What you will do —
Scan the data below and pick out the lines containing the word "this".

>> Begin

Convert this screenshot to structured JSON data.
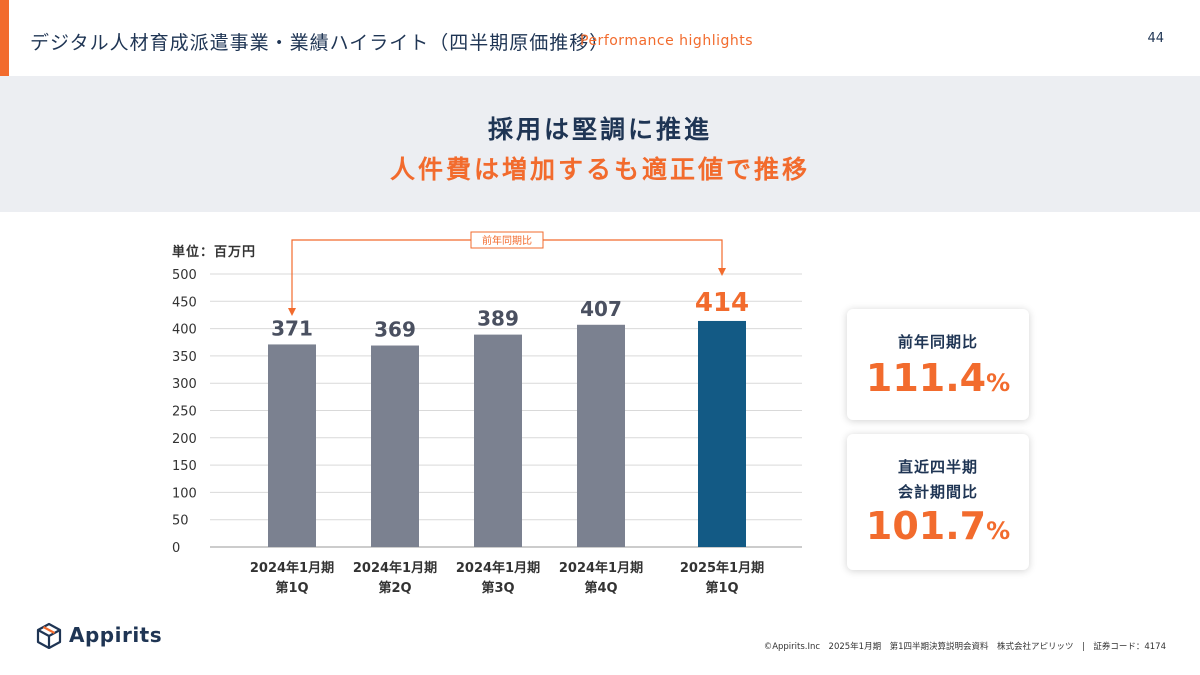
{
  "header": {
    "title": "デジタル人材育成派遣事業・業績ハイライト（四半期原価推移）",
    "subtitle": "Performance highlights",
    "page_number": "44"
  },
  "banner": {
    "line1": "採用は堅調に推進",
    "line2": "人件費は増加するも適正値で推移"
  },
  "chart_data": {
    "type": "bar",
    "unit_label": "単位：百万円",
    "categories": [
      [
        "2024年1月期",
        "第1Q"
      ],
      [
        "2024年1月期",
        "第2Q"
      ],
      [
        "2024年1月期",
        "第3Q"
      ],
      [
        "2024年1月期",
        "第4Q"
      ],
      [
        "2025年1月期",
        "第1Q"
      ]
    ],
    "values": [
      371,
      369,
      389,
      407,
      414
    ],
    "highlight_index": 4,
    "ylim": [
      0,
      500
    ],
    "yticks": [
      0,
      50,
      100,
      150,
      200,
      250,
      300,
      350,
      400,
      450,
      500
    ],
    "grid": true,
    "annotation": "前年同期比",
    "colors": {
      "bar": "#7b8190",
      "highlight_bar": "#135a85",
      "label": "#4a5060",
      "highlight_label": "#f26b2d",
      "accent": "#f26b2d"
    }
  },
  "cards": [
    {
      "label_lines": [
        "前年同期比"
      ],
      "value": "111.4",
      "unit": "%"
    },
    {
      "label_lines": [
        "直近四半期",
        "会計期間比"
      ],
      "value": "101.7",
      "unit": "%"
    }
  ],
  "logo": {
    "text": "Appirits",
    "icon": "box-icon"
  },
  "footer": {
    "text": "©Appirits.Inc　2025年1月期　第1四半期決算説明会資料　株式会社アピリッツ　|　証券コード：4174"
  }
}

>> End
>> Begin

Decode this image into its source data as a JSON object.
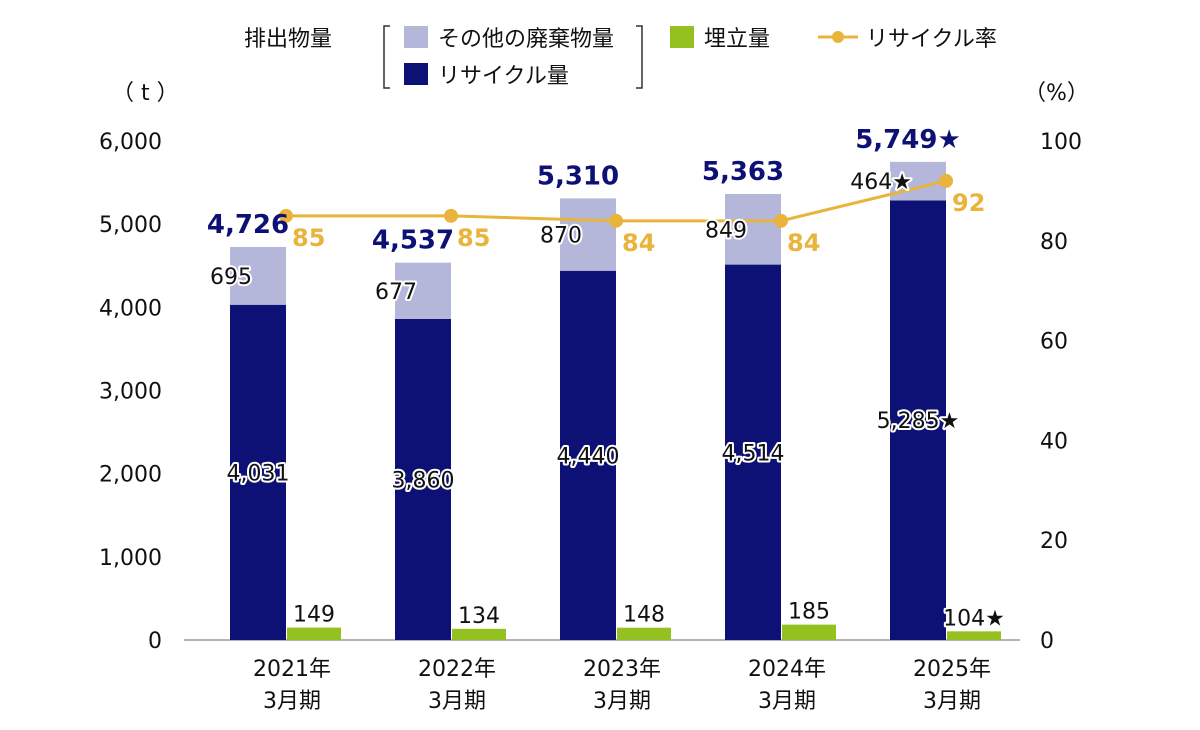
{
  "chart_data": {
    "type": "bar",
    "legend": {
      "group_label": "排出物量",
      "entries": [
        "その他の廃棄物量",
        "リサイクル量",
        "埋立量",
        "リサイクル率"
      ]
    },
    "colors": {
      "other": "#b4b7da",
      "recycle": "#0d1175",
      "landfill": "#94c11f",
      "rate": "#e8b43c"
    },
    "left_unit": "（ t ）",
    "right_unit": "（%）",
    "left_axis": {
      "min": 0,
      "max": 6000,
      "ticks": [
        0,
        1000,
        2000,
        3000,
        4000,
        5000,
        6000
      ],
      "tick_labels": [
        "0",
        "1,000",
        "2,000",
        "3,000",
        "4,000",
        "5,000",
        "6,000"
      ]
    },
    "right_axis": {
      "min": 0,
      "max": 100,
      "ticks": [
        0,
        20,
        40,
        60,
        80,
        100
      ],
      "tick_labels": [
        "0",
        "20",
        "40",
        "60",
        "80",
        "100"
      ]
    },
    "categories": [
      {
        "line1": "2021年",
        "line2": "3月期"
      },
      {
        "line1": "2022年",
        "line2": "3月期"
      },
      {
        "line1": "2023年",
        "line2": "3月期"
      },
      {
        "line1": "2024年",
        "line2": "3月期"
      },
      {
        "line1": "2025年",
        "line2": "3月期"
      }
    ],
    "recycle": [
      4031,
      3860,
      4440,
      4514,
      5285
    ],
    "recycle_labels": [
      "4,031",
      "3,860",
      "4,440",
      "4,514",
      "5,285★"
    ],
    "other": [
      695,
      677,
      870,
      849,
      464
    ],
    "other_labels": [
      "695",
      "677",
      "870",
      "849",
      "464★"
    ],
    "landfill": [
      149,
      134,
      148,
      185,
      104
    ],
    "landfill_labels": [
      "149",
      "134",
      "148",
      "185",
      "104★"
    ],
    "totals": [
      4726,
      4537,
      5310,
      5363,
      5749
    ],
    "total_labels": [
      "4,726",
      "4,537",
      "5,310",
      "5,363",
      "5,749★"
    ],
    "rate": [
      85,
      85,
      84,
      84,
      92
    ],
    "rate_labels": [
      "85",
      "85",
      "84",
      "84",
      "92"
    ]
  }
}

>> End

Answer to the exercise —
Convert this screenshot to structured JSON data.
Decode this image into its source data as a JSON object.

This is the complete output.